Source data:
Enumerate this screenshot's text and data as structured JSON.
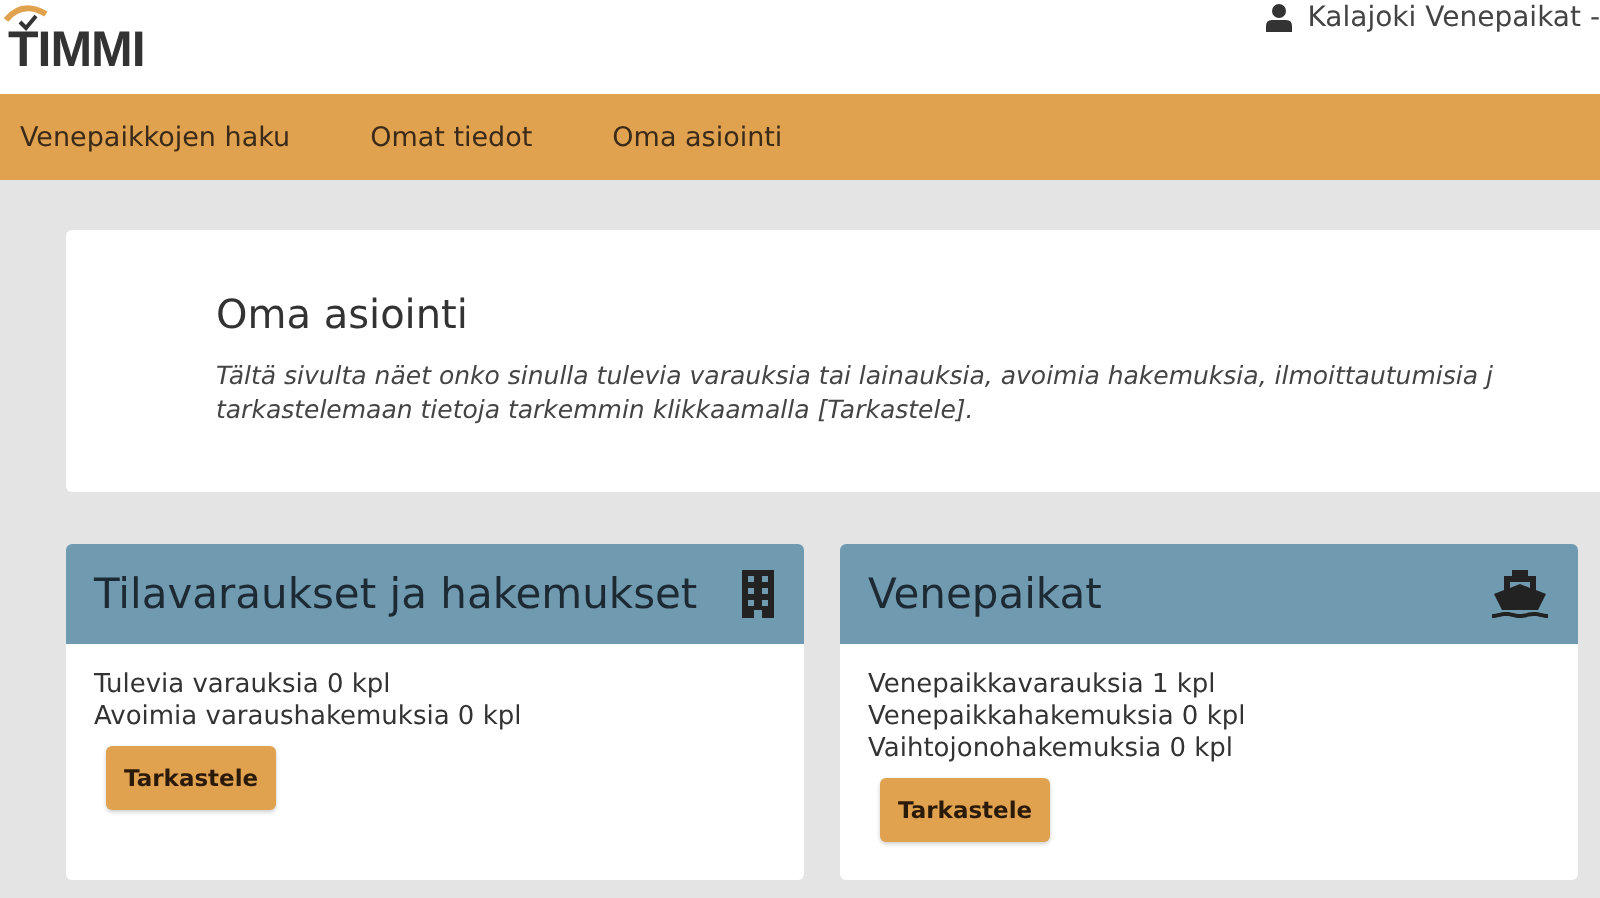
{
  "logo": "TIMMI",
  "user": {
    "name": "Kalajoki Venepaikat -"
  },
  "nav": [
    "Venepaikkojen haku",
    "Omat tiedot",
    "Oma asiointi"
  ],
  "intro": {
    "title": "Oma asiointi",
    "lines": [
      "Tältä sivulta näet onko sinulla tulevia varauksia tai lainauksia, avoimia hakemuksia, ilmoittautumisia j",
      "tarkastelemaan tietoja tarkemmin klikkaamalla [Tarkastele]."
    ]
  },
  "cards": [
    {
      "title": "Tilavaraukset ja hakemukset",
      "kind": "spaces",
      "lines": [
        "Tulevia varauksia 0 kpl",
        "Avoimia varaushakemuksia 0 kpl"
      ],
      "button": "Tarkastele"
    },
    {
      "title": "Venepaikat",
      "kind": "boats",
      "lines": [
        "Venepaikkavarauksia 1 kpl",
        "Venepaikkahakemuksia 0 kpl",
        "Vaihtojonohakemuksia 0 kpl"
      ],
      "button": "Tarkastele"
    }
  ]
}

### [TASK TO COMPLETE]
In the copy, include no pictures; restate the listing above exactly.

### [THE SOLUTION]
Enumerate this screenshot's text and data as structured JSON.
{
  "logo": "TIMMI",
  "user": {
    "name": "Kalajoki Venepaikat -"
  },
  "nav": [
    "Venepaikkojen haku",
    "Omat tiedot",
    "Oma asiointi"
  ],
  "intro": {
    "title": "Oma asiointi",
    "lines": [
      "Tältä sivulta näet onko sinulla tulevia varauksia tai lainauksia, avoimia hakemuksia, ilmoittautumisia j",
      "tarkastelemaan tietoja tarkemmin klikkaamalla [Tarkastele]."
    ]
  },
  "cards": [
    {
      "title": "Tilavaraukset ja hakemukset",
      "kind": "spaces",
      "lines": [
        "Tulevia varauksia 0 kpl",
        "Avoimia varaushakemuksia 0 kpl"
      ],
      "button": "Tarkastele"
    },
    {
      "title": "Venepaikat",
      "kind": "boats",
      "lines": [
        "Venepaikkavarauksia 1 kpl",
        "Venepaikkahakemuksia 0 kpl",
        "Vaihtojonohakemuksia 0 kpl"
      ],
      "button": "Tarkastele"
    }
  ]
}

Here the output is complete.